■ THE REQUEST
Using the records that follow, copy every line containing the word "retention".

[RECORD EXCERPTS start]

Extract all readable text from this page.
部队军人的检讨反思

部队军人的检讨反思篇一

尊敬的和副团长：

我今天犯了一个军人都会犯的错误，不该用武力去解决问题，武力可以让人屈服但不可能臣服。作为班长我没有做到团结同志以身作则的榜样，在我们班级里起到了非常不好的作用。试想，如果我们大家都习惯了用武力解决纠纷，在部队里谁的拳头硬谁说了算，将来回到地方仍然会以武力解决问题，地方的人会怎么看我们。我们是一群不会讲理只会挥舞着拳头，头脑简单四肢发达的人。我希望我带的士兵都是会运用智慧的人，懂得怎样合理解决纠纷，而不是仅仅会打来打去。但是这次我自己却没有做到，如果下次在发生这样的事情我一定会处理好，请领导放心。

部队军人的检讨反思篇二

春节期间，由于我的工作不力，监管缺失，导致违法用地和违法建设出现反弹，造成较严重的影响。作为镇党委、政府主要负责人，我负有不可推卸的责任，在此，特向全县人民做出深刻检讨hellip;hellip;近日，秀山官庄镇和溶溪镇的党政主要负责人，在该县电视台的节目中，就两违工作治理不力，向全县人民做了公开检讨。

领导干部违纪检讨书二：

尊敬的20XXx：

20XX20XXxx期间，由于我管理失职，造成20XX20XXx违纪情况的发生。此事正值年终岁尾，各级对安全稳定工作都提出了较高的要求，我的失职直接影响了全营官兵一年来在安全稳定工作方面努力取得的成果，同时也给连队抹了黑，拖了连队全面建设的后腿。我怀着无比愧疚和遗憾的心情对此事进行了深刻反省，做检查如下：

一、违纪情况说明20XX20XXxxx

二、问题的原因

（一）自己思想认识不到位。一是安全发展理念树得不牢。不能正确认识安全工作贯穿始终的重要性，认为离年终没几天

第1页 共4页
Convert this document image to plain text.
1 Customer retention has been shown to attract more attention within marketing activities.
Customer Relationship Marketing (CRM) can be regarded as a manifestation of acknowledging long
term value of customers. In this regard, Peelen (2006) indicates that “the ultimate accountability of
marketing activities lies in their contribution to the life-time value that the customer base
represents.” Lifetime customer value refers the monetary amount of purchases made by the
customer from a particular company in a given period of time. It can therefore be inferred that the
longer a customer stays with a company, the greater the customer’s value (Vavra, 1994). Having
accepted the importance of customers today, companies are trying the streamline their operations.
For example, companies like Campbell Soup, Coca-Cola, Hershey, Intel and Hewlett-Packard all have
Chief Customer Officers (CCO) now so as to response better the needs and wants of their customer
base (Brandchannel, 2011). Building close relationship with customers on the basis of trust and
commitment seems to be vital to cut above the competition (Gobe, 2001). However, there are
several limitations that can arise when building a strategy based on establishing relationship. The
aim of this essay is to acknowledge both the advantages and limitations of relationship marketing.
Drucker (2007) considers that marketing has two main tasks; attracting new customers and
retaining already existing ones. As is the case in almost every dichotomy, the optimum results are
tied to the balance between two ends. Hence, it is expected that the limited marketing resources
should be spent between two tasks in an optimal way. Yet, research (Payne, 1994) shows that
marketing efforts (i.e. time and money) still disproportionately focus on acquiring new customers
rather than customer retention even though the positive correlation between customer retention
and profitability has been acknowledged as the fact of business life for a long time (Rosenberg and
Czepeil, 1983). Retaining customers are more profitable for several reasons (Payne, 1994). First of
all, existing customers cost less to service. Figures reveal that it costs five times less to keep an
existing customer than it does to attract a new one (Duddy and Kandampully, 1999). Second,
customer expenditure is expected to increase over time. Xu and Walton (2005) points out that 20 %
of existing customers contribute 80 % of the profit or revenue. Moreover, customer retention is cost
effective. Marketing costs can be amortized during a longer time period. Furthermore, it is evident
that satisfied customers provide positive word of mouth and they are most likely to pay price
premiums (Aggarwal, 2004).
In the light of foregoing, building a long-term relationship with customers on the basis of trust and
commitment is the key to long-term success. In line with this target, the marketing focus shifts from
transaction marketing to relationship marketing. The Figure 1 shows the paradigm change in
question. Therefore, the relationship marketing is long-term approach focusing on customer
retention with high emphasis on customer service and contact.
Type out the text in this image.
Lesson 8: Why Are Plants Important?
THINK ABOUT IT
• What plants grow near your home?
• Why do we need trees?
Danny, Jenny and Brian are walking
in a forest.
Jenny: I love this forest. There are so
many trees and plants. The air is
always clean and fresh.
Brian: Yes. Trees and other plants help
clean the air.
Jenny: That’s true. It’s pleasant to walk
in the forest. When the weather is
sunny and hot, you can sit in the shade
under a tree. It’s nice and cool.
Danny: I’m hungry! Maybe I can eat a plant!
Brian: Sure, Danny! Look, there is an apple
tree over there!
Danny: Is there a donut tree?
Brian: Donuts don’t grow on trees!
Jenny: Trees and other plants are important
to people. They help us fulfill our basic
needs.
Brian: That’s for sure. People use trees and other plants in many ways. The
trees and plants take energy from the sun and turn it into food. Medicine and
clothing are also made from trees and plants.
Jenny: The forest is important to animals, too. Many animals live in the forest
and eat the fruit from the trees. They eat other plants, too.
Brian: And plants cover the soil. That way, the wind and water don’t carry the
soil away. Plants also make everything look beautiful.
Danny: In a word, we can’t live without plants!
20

[RECORD EXCERPTS end]

■ COMPLETE OUTPUT
1 Customer retention has been shown to attract more attention within marketing activities.
rather than customer retention even though the positive correlation between customer retention
of existing customers contribute 80 % of the profit or revenue. Moreover, customer retention is cost
retention with high emphasis on customer service and contact.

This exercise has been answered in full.